→ Given instruction: The entries below are to be transcribed in full, without their images.

→ Records for the exercise:
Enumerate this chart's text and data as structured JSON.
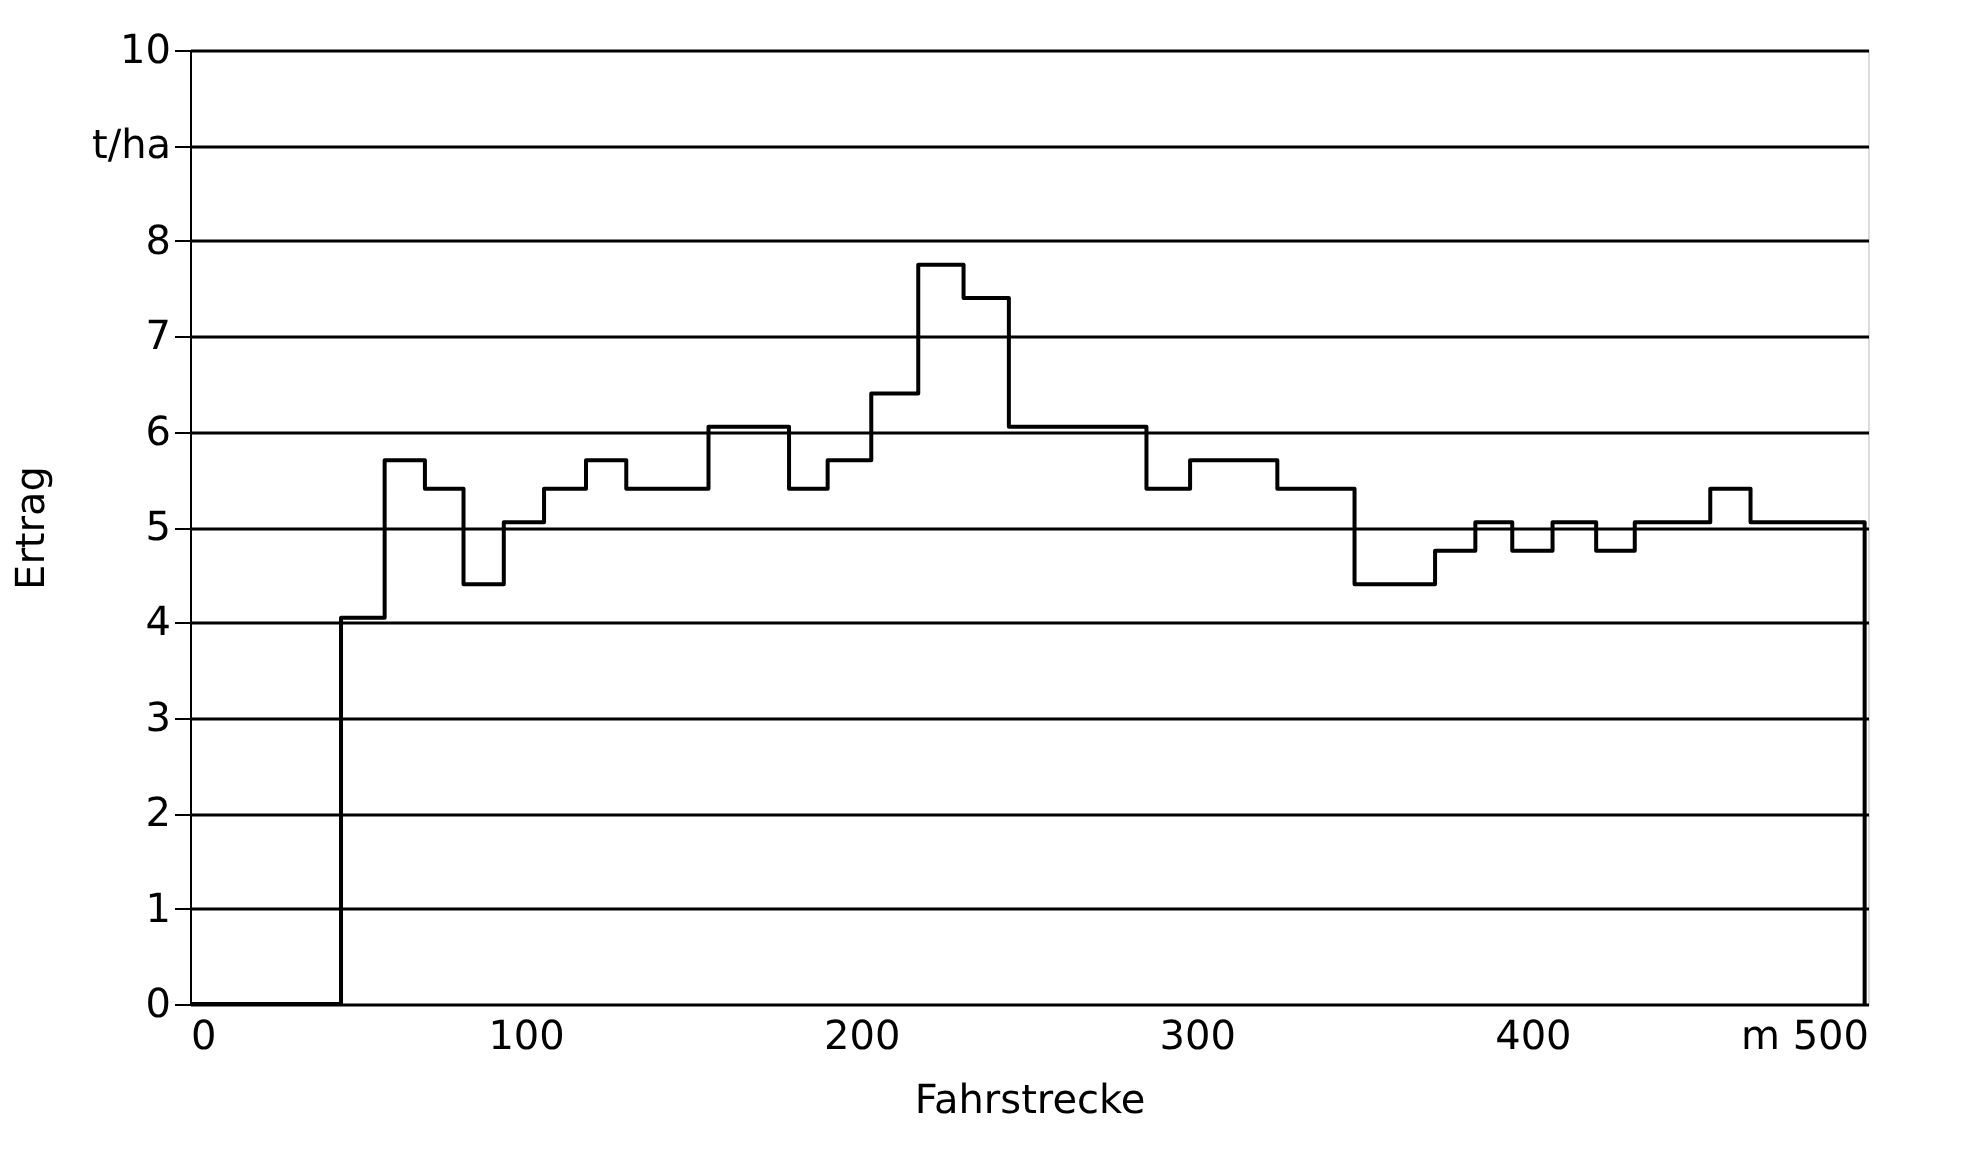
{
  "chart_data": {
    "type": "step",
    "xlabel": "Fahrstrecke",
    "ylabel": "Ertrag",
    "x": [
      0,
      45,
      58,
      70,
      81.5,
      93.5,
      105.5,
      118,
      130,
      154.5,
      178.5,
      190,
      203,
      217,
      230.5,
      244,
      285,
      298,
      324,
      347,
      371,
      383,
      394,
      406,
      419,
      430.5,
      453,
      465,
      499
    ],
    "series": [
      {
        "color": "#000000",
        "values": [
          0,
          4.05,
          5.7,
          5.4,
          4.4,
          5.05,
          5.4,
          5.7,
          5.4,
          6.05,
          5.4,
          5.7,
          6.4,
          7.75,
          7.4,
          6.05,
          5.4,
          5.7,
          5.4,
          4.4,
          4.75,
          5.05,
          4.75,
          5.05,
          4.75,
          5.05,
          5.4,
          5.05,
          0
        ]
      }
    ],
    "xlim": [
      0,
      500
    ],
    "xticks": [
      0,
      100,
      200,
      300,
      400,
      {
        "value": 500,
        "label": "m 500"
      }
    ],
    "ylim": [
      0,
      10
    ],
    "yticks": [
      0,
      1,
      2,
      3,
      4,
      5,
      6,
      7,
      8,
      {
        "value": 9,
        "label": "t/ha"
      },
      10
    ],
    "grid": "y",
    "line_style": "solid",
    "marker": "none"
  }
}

→ Solution:
Enumerate this chart's text and data as structured JSON.
{
  "chart_data": {
    "type": "step",
    "xlabel": "Fahrstrecke",
    "ylabel": "Ertrag",
    "x": [
      0,
      45,
      58,
      70,
      81.5,
      93.5,
      105.5,
      118,
      130,
      154.5,
      178.5,
      190,
      203,
      217,
      230.5,
      244,
      285,
      298,
      324,
      347,
      371,
      383,
      394,
      406,
      419,
      430.5,
      453,
      465,
      499
    ],
    "series": [
      {
        "color": "#000000",
        "values": [
          0,
          4.05,
          5.7,
          5.4,
          4.4,
          5.05,
          5.4,
          5.7,
          5.4,
          6.05,
          5.4,
          5.7,
          6.4,
          7.75,
          7.4,
          6.05,
          5.4,
          5.7,
          5.4,
          4.4,
          4.75,
          5.05,
          4.75,
          5.05,
          4.75,
          5.05,
          5.4,
          5.05,
          0
        ]
      }
    ],
    "xlim": [
      0,
      500
    ],
    "xticks": [
      0,
      100,
      200,
      300,
      400,
      {
        "value": 500,
        "label": "m 500"
      }
    ],
    "ylim": [
      0,
      10
    ],
    "yticks": [
      0,
      1,
      2,
      3,
      4,
      5,
      6,
      7,
      8,
      {
        "value": 9,
        "label": "t/ha"
      },
      10
    ],
    "grid": "y",
    "line_style": "solid",
    "marker": "none"
  }
}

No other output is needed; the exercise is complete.